DIRECTION: Turn the part of the material below that opens with its first line and closes with the line containing "pressure-marker [946, 352, 980, 385]" into a numbered list, leaving out any blank lines.

PROVIDED INFORMATION:
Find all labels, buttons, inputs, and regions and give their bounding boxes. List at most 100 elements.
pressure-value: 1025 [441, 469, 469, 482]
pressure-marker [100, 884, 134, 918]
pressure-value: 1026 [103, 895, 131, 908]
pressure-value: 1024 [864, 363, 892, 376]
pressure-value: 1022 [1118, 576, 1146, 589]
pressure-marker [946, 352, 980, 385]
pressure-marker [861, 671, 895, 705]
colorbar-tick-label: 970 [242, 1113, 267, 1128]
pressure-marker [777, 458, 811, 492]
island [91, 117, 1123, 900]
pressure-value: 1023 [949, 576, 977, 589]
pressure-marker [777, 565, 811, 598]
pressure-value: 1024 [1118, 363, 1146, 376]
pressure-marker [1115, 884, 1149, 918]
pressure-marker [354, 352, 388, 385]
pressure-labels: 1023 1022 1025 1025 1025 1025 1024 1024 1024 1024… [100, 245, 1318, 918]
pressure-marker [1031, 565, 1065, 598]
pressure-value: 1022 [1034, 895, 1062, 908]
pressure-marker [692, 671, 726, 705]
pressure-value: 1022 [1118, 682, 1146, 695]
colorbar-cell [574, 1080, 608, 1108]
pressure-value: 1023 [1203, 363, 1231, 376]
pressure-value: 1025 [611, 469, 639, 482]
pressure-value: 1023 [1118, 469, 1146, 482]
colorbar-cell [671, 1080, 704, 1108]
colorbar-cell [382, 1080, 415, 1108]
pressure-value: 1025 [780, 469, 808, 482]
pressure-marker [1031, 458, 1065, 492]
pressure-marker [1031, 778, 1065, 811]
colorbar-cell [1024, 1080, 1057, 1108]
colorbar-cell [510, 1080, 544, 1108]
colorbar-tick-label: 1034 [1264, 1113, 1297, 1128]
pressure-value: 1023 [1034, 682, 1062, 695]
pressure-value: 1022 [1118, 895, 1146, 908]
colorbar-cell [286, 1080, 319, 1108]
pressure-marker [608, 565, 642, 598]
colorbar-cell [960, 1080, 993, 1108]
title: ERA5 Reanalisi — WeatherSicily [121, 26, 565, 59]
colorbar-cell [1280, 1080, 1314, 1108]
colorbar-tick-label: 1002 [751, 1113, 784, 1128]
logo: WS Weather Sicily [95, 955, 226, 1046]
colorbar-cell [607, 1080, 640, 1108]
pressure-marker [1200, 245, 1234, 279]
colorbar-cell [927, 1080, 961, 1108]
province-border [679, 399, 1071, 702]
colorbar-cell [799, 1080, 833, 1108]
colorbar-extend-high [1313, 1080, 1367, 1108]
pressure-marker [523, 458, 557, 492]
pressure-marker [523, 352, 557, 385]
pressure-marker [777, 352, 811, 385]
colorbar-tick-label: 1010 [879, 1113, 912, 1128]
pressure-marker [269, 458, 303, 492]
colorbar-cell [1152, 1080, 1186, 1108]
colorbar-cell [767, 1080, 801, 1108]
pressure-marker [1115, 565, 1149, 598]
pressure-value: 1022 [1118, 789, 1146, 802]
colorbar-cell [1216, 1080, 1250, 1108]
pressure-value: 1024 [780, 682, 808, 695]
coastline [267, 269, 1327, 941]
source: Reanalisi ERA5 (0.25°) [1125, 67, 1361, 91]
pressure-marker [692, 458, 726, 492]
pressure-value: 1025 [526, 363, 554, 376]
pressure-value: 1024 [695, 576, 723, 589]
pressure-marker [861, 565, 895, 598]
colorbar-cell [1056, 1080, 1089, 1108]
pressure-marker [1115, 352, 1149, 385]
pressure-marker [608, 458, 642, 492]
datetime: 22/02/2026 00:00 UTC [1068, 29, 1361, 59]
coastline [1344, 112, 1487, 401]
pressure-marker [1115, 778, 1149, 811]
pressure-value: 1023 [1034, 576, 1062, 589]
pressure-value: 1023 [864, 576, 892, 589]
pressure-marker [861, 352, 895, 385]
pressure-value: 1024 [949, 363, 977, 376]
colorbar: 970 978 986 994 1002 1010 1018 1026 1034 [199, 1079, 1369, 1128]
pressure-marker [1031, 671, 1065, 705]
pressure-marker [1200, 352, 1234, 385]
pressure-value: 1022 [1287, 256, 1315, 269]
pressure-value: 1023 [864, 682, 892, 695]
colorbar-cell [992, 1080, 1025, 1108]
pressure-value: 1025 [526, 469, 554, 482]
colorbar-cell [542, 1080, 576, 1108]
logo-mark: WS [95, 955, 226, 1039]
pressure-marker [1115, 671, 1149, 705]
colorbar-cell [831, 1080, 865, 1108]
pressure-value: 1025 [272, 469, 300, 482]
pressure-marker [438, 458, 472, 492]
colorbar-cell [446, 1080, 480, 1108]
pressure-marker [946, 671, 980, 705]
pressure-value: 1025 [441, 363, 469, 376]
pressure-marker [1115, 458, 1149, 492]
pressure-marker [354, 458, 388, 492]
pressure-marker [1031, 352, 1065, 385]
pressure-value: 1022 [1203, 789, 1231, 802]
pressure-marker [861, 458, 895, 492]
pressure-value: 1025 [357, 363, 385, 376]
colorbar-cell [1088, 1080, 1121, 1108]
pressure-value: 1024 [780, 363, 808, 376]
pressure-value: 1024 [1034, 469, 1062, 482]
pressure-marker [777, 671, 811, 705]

EXERCISE RESULT:
1. Find all labels, buttons, inputs, and regions and give their bounding boxes. List at most 100 elements.
2. pressure-value: 1025 [441, 469, 469, 482]
3. pressure-marker [100, 884, 134, 918]
4. pressure-value: 1026 [103, 895, 131, 908]
5. pressure-value: 1024 [864, 363, 892, 376]
6. pressure-value: 1022 [1118, 576, 1146, 589]
7. pressure-marker [946, 352, 980, 385]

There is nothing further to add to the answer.